→ Input data:
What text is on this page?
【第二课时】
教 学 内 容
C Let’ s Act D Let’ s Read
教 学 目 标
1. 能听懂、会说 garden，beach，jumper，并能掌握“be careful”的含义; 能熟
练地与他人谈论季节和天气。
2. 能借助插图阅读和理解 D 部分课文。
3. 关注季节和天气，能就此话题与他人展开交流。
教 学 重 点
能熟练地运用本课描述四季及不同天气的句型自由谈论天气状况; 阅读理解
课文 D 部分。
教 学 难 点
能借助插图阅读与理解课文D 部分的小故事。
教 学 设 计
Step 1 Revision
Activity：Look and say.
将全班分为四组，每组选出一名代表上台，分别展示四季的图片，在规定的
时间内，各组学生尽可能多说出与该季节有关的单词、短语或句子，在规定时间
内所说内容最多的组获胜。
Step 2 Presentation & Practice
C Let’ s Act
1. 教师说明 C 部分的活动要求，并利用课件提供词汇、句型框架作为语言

→ Prompt:
Word for word, extract all the records.

→ Solution to this problem:
What text is on this page?
【第二课时】
教 学 内 容
C Let’ s Act D Let’ s Read
教 学 目 标
1. 能听懂、会说 garden，beach，jumper，并能掌握“be careful”的含义; 能熟
练地与他人谈论季节和天气。
2. 能借助插图阅读和理解 D 部分课文。
3. 关注季节和天气，能就此话题与他人展开交流。
教 学 重 点
能熟练地运用本课描述四季及不同天气的句型自由谈论天气状况; 阅读理解
课文 D 部分。
教 学 难 点
能借助插图阅读与理解课文D 部分的小故事。
教 学 设 计
Step 1 Revision
Activity：Look and say.
将全班分为四组，每组选出一名代表上台，分别展示四季的图片，在规定的
时间内，各组学生尽可能多说出与该季节有关的单词、短语或句子，在规定时间
内所说内容最多的组获胜。
Step 2 Presentation & Practice
C Let’ s Act
1. 教师说明 C 部分的活动要求，并利用课件提供词汇、句型框架作为语言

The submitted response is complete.